-- Start Material supplied --

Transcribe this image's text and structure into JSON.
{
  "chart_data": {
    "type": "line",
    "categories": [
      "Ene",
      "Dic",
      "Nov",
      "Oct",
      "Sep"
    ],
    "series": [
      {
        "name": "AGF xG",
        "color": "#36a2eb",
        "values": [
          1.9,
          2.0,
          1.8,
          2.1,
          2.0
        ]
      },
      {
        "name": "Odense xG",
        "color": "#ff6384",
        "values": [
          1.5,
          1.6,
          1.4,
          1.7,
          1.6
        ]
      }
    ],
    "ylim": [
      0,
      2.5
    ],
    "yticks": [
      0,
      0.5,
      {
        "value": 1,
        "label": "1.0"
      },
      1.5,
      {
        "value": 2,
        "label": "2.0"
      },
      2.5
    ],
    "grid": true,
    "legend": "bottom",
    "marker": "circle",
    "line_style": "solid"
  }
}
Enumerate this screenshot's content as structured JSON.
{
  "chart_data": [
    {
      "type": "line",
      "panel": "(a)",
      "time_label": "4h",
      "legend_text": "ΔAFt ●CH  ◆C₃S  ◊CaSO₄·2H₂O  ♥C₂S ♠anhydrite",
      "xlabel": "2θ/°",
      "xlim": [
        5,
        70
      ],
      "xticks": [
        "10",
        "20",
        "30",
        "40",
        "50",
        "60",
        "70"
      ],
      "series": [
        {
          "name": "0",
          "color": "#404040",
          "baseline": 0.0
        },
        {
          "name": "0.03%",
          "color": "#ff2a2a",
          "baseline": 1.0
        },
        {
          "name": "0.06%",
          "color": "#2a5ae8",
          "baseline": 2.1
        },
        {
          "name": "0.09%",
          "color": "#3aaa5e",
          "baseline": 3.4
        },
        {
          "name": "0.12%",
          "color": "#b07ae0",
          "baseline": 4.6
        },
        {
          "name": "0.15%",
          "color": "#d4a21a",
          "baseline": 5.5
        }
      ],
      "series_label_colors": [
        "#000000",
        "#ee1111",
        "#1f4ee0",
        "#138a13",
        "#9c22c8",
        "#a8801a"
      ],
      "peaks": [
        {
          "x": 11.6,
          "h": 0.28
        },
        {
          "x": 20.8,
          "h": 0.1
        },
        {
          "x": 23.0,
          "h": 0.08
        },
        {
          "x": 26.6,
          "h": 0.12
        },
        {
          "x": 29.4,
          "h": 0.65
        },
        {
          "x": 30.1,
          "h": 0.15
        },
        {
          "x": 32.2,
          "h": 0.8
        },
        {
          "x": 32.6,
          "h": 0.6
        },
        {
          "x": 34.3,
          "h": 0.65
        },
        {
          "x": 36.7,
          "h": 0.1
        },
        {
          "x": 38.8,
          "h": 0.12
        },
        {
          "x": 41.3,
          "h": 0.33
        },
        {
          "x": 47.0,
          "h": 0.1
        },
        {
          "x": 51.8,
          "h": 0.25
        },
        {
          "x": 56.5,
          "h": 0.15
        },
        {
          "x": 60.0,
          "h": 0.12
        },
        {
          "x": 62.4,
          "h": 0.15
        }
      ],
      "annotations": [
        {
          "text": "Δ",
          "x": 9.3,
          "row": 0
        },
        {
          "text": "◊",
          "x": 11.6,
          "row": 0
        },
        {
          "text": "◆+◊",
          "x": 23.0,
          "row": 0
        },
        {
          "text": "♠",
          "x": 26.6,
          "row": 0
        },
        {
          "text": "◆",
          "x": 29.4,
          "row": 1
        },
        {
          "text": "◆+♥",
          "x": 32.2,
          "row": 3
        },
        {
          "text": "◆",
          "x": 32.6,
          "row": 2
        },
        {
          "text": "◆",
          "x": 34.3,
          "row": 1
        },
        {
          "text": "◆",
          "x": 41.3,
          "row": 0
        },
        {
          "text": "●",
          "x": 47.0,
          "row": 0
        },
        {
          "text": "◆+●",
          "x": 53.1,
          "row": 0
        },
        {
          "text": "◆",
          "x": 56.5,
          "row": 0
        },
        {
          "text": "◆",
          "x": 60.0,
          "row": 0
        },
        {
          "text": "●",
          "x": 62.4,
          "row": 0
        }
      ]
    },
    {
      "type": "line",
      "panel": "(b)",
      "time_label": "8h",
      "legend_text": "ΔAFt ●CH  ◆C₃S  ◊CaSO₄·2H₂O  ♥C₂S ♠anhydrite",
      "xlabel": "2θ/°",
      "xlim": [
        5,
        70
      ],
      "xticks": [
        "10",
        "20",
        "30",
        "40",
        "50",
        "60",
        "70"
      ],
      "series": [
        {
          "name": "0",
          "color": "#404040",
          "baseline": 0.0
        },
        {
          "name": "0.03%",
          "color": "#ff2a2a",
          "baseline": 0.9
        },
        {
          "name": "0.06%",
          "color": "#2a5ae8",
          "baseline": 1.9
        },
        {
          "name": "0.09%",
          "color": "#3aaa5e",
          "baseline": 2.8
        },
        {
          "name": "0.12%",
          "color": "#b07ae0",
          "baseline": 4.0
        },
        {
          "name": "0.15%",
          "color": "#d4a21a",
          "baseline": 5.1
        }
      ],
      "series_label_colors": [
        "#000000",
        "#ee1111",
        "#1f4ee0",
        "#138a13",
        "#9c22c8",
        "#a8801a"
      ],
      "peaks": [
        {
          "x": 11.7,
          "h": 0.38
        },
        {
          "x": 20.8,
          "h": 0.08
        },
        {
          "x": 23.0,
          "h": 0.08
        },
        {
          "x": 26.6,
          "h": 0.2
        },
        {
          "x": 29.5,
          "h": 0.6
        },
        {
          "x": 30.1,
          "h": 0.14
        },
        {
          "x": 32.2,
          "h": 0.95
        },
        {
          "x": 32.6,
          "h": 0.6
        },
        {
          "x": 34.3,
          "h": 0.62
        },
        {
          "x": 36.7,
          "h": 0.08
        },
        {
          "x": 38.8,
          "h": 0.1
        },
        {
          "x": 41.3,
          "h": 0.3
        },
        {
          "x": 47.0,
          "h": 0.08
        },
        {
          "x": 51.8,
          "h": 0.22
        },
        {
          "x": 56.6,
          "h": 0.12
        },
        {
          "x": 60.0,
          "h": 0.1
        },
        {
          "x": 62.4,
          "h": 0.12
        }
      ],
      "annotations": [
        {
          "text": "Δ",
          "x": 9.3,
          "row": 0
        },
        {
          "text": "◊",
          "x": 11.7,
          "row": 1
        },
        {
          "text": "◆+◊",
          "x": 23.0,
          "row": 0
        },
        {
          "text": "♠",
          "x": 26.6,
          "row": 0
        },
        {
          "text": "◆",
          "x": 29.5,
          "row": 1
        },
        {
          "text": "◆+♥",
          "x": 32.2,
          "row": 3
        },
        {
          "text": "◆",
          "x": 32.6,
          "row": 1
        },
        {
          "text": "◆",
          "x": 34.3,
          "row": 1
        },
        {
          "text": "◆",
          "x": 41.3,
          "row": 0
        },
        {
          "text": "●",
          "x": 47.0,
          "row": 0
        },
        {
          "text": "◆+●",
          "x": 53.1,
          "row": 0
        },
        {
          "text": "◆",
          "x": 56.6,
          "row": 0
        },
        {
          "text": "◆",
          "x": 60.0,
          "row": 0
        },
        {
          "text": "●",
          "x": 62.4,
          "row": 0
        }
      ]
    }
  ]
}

-- End Material supplied --

## Work to be completed
Where does the word "JSON" appear? Return each line that holds it.

## Full response
Transcribe this image's text and structure into JSON.
Enumerate this screenshot's content as structured JSON.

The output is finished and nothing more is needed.